Below are the records; pull every line that includes "أخرجه".

>> begin Dataset extract

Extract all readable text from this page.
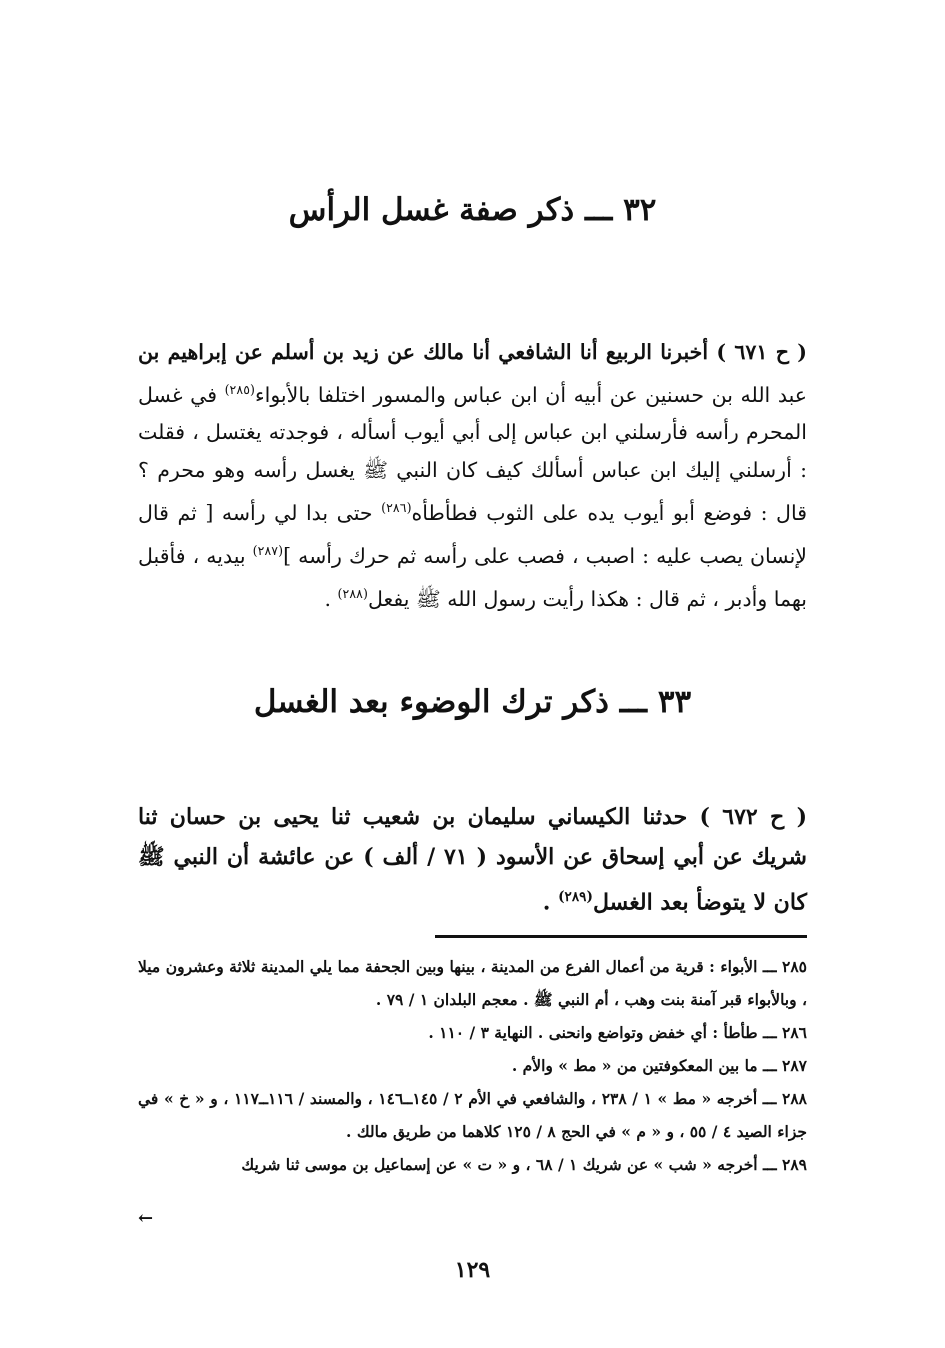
٣٢ ـــ ذكر صفة غسل الرأس

( ح ٦٧١ ) أخبرنا الربيع أنا الشافعي أنا مالك عن زيد بن أسلم عن إبراهيم بن عبد الله بن حسنين عن أبيه أن ابن عباس والمسور اختلفا بالأبواء$^{(٢٨٥)}$ في غسل المحرم رأسه فأرسلني ابن عباس إلى أبي أيوب أسأله ، فوجدته يغتسل ، فقلت : أرسلني إليك ابن عباس أسألك كيف كان النبي ﷺ يغسل رأسه وهو محرم ؟ قال : فوضع أبو أيوب يده على الثوب فطأطأه$^{(٢٨٦)}$ حتى بدا لي رأسه [ ثم قال لإنسان يصب عليه : اصبب ، فصب على رأسه ثم حرك رأسه ]$^{(٢٨٧)}$ بيديه ، فأقبل بهما وأدبر ، ثم قال : هكذا رأيت رسول الله ﷺ يفعل$^{(٢٨٨)}$ .

٣٣ ـــ ذكر ترك الوضوء بعد الغسل

( ح ٦٧٢ ) حدثنا الكيساني سليمان بن شعيب ثنا يحيى بن حسان ثنا شريك عن أبي إسحاق عن الأسود ( ٧١ / ألف ) عن عائشة أن النبي ﷺ كان لا يتوضأ بعد الغسل$^{(٢٨٩)}$ .

٢٨٥ ـــ الأبواء : قرية من أعمال الفرع من المدينة ، بينها وبين الجحفة مما يلي المدينة ثلاثة وعشرون ميلا ، وبالأبواء قبر آمنة بنت وهب ، أم النبي ﷺ . معجم البلدان ١ / ٧٩ .
٢٨٦ ـــ طأطأ : أي خفض وتواضع وانحنى . النهاية ٣ / ١١٠ .
٢٨٧ ـــ ما بين المعكوفتين من « مط » والأم .
٢٨٨ ـــ أخرجه « مط » ١ / ٢٣٨ ، والشافعي في الأم ٢ / ١٤٥ــ١٤٦ ، والمسند / ١١٦ــ١١٧ ، و « خ » في جزاء الصيد ٤ / ٥٥ ، و « م » في الحج ٨ / ١٢٥ كلاهما من طريق مالك .
٢٨٩ ـــ أخرجه « شب » عن شريك ١ / ٦٨ ، و « ت » عن إسماعيل بن موسى ثنا شريك
←
١٢٩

>> end Dataset extract

Solution to the exercise:
٢٨٨ ـــ أخرجه « مط » ١ / ٢٣٨ ، والشافعي في الأم ٢ / ١٤٥ــ١٤٦ ، والمسند / ١١٦ــ١١٧ ، و « خ » في جزاء الصيد ٤ / ٥٥ ، و « م » في الحج ٨ / ١٢٥ كلاهما من طريق مالك .
٢٨٩ ـــ أخرجه « شب » عن شريك ١ / ٦٨ ، و « ت » عن إسماعيل بن موسى ثنا شريك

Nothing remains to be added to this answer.